GIVEN INSTRUCTION:
Write the records below out in full, character for character, with no pictures.

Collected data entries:
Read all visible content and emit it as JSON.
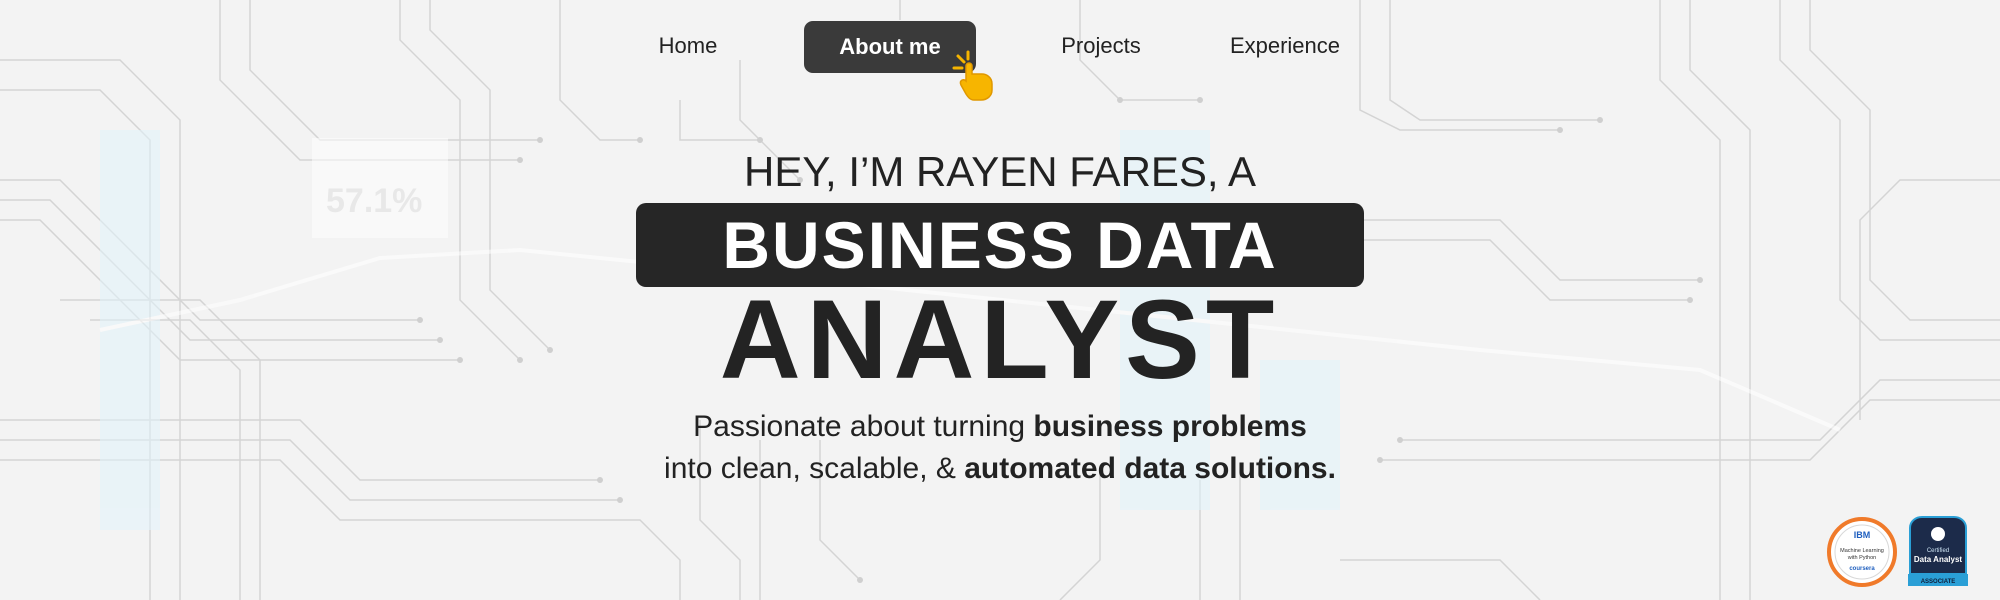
{
  "nav": {
    "items": [
      {
        "label": "Home"
      },
      {
        "label": "About me"
      },
      {
        "label": "Projects"
      },
      {
        "label": "Experience"
      }
    ],
    "active": "About me"
  },
  "hero": {
    "greeting": "HEY, I’M RAYEN FARES, A",
    "title_line1": "BUSINESS DATA",
    "title_line2": "ANALYST",
    "tagline_part1": "Passionate about turning ",
    "tagline_bold1": "business problems",
    "tagline_part2": "into clean, scalable, & ",
    "tagline_bold2": "automated data solutions."
  },
  "background": {
    "metric_value": "57.1%"
  },
  "badges": {
    "ibm": {
      "brand": "IBM",
      "line1": "Machine Learning",
      "line2": "with Python",
      "provider": "coursera"
    },
    "data_analyst": {
      "line1": "Certified",
      "line2": "Data Analyst",
      "level": "ASSOCIATE"
    }
  },
  "colors": {
    "background": "#f3f3f3",
    "dark": "#262626",
    "accent_cursor": "#f5b400",
    "badge_orange": "#f07a2a",
    "badge_navy": "#1c2b4a",
    "badge_blue": "#2a9fd6"
  }
}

SOLUTION:
Read all visible content and emit it as JSON.
{
  "nav": {
    "items": [
      {
        "label": "Home"
      },
      {
        "label": "About me"
      },
      {
        "label": "Projects"
      },
      {
        "label": "Experience"
      }
    ],
    "active": "About me"
  },
  "hero": {
    "greeting": "HEY, I’M RAYEN FARES, A",
    "title_line1": "BUSINESS DATA",
    "title_line2": "ANALYST",
    "tagline_part1": "Passionate about turning ",
    "tagline_bold1": "business problems",
    "tagline_part2": "into clean, scalable, & ",
    "tagline_bold2": "automated data solutions."
  },
  "background": {
    "metric_value": "57.1%"
  },
  "badges": {
    "ibm": {
      "brand": "IBM",
      "line1": "Machine Learning",
      "line2": "with Python",
      "provider": "coursera"
    },
    "data_analyst": {
      "line1": "Certified",
      "line2": "Data Analyst",
      "level": "ASSOCIATE"
    }
  },
  "colors": {
    "background": "#f3f3f3",
    "dark": "#262626",
    "accent_cursor": "#f5b400",
    "badge_orange": "#f07a2a",
    "badge_navy": "#1c2b4a",
    "badge_blue": "#2a9fd6"
  }
}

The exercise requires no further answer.